>> begin INPUT

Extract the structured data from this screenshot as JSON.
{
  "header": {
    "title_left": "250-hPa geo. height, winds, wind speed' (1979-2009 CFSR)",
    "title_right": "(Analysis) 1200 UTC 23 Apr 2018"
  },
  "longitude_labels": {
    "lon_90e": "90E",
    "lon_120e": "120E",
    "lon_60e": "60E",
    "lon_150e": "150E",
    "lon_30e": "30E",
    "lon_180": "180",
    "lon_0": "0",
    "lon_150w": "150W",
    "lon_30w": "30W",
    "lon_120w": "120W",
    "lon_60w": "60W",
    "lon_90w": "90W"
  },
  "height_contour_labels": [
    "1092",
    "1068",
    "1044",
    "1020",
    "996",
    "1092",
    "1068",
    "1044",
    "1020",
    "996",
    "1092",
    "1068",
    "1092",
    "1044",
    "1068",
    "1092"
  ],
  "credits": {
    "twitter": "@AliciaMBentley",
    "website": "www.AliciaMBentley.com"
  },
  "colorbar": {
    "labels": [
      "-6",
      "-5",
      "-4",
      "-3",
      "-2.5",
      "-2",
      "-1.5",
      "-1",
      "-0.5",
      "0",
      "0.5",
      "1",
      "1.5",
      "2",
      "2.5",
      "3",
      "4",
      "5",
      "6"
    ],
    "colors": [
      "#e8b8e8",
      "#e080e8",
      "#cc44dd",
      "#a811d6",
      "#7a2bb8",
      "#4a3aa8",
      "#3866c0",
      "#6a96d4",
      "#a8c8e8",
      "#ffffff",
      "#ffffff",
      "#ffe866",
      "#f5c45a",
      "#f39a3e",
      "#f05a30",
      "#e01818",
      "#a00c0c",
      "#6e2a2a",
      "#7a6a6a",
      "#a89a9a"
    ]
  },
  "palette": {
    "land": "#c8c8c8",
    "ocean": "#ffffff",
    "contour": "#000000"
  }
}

>> end INPUT
>> begin INPUT

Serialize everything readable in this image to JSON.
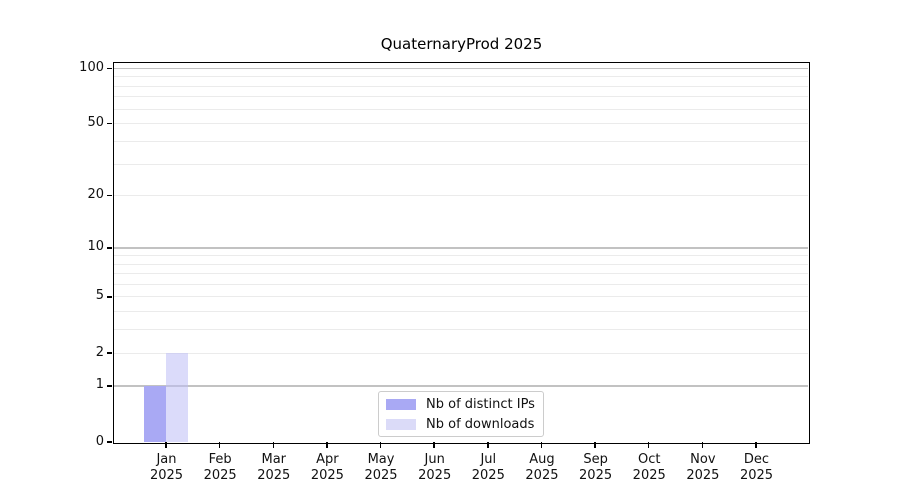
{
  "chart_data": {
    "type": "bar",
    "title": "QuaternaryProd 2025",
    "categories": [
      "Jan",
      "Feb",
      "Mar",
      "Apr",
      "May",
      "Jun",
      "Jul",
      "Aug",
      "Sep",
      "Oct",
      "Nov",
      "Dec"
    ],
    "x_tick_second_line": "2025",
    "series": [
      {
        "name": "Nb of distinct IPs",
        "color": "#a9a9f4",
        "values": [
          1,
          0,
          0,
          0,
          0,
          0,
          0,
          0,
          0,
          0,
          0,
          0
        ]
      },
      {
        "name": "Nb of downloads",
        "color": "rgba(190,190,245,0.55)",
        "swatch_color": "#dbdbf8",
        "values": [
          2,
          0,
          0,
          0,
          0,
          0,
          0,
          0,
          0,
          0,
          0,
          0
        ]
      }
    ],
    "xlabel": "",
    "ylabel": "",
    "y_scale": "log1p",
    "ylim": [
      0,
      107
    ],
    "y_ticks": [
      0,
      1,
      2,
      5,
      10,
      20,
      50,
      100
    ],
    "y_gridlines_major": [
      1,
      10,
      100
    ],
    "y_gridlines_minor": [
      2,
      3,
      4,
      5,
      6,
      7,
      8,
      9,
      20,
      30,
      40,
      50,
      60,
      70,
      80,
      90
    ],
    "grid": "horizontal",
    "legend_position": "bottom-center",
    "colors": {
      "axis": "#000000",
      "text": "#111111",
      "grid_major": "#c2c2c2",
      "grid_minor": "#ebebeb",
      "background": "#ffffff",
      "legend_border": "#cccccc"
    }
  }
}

>> end INPUT

* **DIRECTION**
Gather up the lines that contain the word "name".

* **RESULT**
        "name": "Nb of distinct IPs",
        "name": "Nb of downloads",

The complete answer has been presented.